* AIM:
Answer with the number of lines in the listing below that contain the word "text", and nothing else.

* INFORMATION GIVEN:
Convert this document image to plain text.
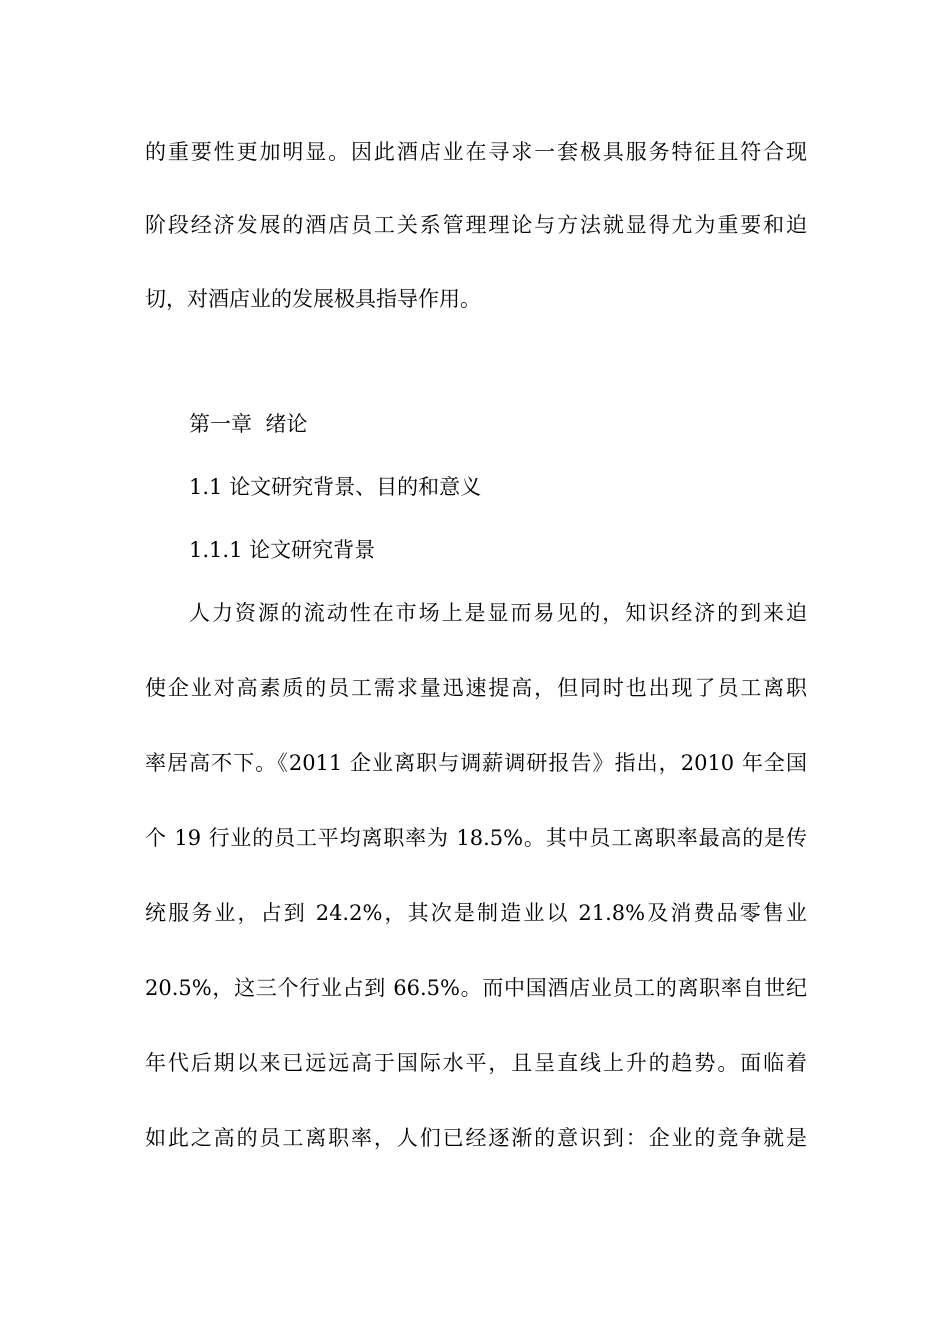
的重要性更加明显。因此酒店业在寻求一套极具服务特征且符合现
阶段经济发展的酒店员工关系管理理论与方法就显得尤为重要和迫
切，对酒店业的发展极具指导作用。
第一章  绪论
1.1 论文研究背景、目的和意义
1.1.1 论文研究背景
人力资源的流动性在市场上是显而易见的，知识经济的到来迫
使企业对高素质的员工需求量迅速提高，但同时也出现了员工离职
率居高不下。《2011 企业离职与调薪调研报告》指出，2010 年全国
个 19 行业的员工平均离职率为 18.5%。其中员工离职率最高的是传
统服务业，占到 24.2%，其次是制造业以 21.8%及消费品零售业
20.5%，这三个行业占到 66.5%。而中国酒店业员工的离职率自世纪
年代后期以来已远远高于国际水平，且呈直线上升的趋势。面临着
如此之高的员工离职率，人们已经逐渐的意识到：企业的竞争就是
---
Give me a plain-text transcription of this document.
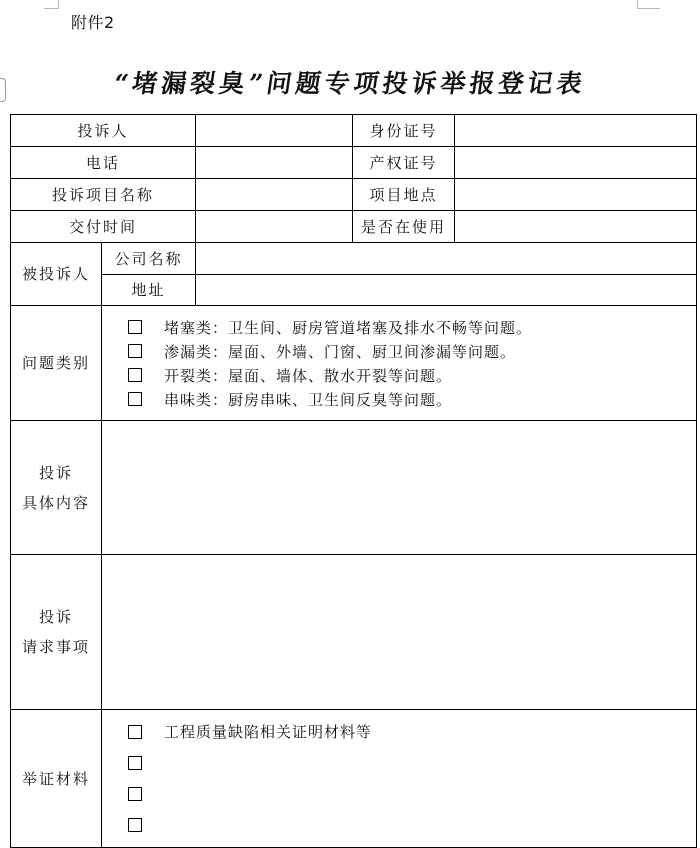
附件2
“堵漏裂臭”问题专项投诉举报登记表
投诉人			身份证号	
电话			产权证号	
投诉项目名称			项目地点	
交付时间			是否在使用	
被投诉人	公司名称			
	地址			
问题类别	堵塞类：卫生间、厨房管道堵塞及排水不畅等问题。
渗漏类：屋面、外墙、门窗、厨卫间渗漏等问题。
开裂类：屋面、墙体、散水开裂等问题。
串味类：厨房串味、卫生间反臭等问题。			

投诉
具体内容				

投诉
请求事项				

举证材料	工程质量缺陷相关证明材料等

* RESPONSE:
2